▶ [Objective]:
Rewrite everything from the line containing "Detect and localize" down to the line containing "Annotate this image: element", changing "localize" to "locate" and keeping everything else the same. Leave the pictures out.

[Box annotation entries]
========================

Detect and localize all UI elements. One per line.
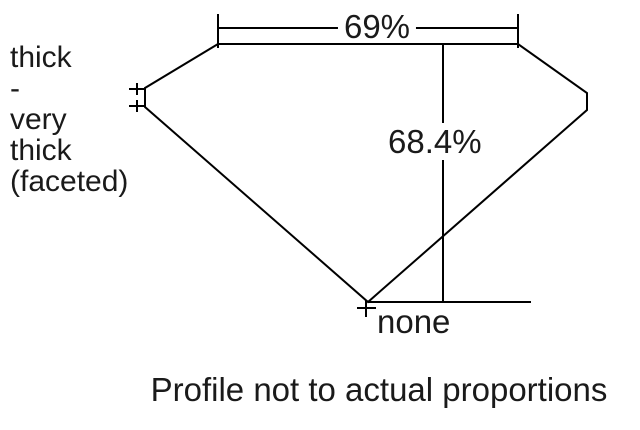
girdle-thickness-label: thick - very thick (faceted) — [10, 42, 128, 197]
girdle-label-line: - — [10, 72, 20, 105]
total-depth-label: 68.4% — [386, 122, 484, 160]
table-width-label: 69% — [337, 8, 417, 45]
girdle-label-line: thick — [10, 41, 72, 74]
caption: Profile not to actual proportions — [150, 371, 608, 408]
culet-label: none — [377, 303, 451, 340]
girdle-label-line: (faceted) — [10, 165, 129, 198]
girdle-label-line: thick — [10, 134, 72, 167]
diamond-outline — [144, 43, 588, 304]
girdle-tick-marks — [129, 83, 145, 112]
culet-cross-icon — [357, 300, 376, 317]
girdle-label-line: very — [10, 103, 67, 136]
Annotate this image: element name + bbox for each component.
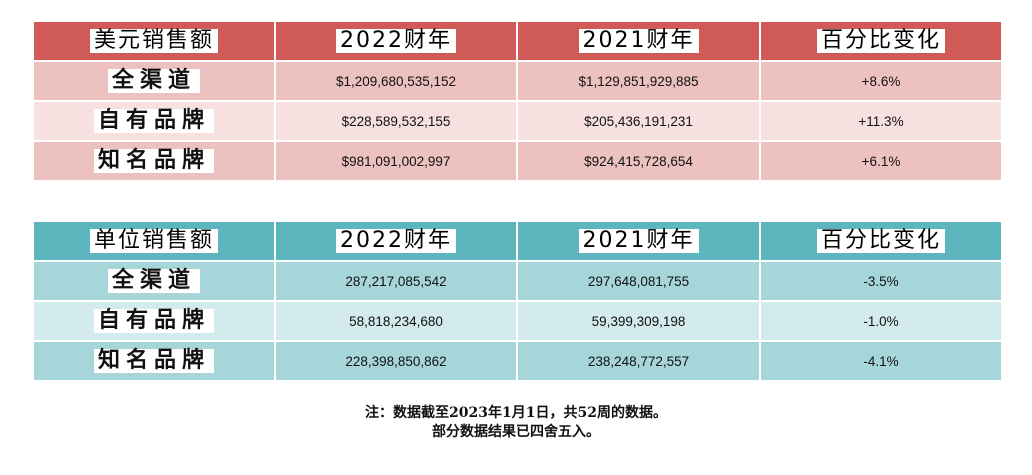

========================

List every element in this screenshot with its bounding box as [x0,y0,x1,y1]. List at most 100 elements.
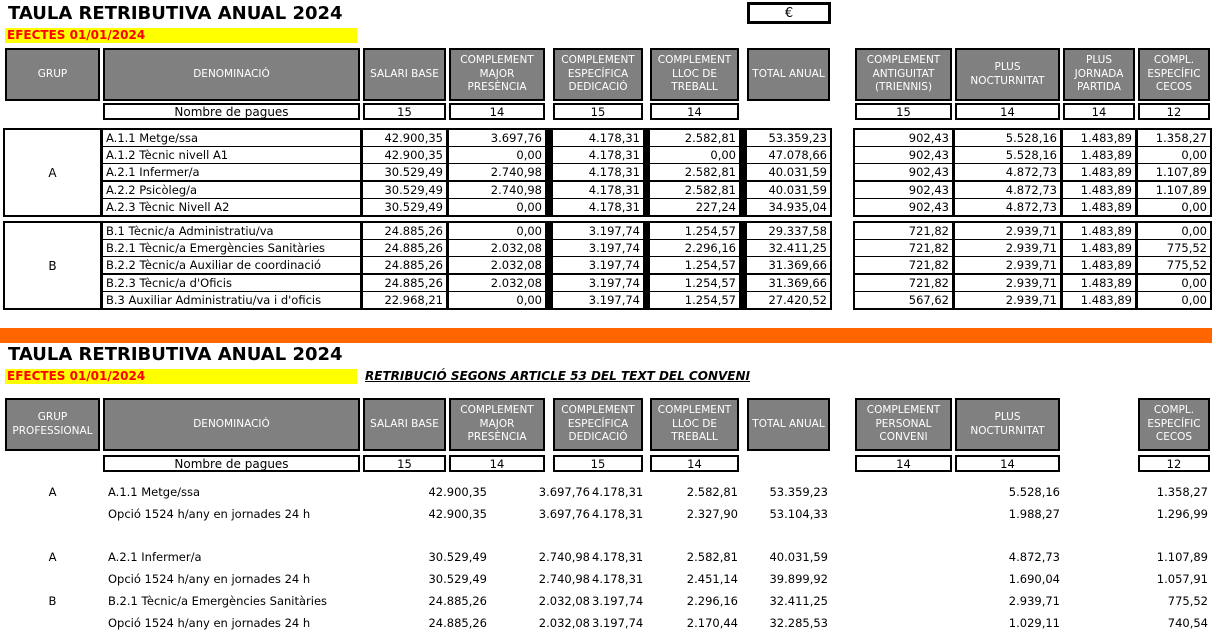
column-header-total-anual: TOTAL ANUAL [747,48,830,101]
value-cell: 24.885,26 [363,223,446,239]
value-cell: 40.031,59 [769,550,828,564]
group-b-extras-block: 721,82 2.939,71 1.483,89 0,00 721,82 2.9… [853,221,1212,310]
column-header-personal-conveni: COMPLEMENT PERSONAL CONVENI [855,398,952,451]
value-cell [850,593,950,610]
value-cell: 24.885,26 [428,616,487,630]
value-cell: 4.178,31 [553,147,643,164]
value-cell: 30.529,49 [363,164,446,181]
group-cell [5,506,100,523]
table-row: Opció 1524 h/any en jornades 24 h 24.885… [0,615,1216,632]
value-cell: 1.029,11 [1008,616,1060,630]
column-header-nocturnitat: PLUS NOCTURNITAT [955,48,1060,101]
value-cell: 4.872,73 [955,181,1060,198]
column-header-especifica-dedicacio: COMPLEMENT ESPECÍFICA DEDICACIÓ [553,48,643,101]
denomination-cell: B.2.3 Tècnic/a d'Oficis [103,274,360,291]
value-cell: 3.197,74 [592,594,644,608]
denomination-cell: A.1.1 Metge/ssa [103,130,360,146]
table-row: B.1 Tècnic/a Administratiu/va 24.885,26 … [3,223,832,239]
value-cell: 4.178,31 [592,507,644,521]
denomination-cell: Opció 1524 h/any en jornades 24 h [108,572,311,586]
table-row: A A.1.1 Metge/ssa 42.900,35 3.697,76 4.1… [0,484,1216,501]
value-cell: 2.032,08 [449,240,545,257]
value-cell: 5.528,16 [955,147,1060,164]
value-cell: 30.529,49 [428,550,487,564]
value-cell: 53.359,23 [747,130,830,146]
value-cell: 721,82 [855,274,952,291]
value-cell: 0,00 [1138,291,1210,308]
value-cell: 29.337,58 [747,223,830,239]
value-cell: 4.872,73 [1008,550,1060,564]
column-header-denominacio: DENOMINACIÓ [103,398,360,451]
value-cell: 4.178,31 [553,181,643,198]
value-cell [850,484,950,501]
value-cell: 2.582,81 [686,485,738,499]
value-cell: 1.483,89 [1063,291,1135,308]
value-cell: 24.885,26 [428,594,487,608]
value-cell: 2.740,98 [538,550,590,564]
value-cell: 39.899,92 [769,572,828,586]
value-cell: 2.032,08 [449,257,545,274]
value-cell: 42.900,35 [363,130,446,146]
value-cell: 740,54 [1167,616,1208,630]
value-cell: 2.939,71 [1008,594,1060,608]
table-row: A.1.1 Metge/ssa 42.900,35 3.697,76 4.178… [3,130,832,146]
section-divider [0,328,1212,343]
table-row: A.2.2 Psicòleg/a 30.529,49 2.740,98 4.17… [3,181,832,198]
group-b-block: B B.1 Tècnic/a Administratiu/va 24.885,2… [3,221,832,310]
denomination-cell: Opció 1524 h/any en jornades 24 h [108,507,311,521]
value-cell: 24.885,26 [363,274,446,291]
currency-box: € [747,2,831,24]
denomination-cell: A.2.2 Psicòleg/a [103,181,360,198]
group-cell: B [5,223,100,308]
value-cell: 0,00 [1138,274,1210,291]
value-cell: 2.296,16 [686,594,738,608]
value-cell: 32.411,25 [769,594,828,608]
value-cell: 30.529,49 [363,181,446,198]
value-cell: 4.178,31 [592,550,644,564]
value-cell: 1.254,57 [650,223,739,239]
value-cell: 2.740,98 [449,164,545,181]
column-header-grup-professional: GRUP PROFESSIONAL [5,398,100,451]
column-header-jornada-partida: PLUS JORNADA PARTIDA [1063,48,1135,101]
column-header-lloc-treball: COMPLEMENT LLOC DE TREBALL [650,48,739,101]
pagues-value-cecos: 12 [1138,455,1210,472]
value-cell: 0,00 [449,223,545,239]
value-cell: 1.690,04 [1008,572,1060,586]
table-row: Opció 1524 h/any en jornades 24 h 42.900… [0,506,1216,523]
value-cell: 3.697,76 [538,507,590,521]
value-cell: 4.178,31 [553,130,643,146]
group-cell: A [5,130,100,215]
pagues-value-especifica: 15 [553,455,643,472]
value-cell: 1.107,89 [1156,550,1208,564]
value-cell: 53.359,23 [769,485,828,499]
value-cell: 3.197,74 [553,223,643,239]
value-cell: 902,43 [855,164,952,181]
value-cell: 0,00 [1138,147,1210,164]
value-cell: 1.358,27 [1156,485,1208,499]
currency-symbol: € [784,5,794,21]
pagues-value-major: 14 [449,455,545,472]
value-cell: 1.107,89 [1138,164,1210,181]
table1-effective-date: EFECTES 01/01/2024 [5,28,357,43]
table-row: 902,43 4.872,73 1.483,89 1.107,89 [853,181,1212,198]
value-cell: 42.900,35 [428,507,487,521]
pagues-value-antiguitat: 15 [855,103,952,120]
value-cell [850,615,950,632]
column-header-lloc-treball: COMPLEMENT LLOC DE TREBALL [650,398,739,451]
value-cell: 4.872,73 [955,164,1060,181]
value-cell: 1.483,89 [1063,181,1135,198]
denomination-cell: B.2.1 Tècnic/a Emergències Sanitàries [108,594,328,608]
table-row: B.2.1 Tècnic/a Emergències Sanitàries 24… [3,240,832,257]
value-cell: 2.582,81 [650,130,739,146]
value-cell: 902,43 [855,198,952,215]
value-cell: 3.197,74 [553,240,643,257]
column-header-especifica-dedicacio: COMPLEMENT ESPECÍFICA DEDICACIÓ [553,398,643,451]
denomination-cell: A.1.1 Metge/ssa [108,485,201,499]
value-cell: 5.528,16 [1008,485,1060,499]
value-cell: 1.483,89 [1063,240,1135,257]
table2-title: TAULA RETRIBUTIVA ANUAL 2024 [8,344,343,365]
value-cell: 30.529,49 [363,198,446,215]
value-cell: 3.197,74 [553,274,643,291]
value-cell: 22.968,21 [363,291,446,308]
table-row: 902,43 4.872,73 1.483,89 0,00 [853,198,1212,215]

========================

▶ [Solution to the exercise]:
Detect and locate all UI elements. One per line.
girdle-thickness-label: thick - very thick (faceted) — [10, 42, 128, 197]
girdle-label-line: - — [10, 72, 20, 105]
total-depth-label: 68.4% — [386, 122, 484, 160]
table-width-label: 69% — [337, 8, 417, 45]
girdle-label-line: thick — [10, 41, 72, 74]
caption: Profile not to actual proportions — [150, 371, 608, 408]
culet-label: none — [377, 303, 451, 340]
girdle-label-line: (faceted) — [10, 165, 129, 198]
girdle-label-line: thick — [10, 134, 72, 167]
diamond-outline — [144, 43, 588, 304]
girdle-tick-marks — [129, 83, 145, 112]
culet-cross-icon — [357, 300, 376, 317]
girdle-label-line: very — [10, 103, 67, 136]
Annotate this image: element name + bbox for each component.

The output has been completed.